Which lines in the data below contain the word "bourgmestre"? Pull each of them out.

*** Entries provided ***

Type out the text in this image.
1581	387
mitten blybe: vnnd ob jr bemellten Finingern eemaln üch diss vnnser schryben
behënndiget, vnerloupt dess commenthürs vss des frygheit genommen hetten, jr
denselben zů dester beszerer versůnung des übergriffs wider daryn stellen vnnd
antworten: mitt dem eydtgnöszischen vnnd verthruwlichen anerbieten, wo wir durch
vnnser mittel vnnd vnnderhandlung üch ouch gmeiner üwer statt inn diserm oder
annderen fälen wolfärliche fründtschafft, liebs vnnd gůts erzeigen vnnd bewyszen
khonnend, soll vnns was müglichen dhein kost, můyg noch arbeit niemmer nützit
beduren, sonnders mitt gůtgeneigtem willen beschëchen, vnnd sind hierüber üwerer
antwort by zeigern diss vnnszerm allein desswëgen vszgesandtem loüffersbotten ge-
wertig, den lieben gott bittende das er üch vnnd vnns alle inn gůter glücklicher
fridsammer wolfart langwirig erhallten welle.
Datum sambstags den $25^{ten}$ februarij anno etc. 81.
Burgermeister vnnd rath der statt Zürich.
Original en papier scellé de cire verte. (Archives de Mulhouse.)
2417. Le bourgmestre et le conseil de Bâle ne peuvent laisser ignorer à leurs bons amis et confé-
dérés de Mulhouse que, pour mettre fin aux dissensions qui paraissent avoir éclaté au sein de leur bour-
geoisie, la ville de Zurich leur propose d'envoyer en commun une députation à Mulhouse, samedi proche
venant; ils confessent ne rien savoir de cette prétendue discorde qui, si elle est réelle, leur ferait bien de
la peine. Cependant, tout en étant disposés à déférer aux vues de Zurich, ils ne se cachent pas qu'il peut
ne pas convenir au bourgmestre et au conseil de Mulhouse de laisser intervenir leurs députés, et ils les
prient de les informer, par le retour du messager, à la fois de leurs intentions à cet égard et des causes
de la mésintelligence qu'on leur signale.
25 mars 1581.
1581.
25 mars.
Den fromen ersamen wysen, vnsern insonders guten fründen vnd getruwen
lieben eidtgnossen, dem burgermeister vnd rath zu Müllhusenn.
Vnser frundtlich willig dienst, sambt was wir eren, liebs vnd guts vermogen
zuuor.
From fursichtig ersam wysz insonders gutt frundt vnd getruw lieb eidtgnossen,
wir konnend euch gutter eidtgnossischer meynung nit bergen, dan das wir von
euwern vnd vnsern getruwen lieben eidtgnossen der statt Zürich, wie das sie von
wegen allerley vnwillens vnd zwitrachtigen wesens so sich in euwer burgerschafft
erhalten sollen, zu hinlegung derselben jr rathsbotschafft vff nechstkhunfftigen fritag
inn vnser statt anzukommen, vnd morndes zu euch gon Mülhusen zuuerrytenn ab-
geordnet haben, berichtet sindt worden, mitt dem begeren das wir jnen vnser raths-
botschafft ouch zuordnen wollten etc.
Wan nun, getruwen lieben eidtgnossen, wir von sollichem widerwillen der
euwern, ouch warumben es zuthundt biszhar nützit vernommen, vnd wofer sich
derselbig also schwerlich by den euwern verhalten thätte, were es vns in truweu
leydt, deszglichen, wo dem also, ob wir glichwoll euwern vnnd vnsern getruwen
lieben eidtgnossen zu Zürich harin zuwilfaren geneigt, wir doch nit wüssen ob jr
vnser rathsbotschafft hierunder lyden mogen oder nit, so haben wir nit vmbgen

*** End of Entries provided ***

> **Exercise output**:
2417. Le bourgmestre et le conseil de Bâle ne peuvent laisser ignorer à leurs bons amis et confé-
ne pas convenir au bourgmestre et au conseil de Mulhouse de laisser intervenir leurs députés, et ils les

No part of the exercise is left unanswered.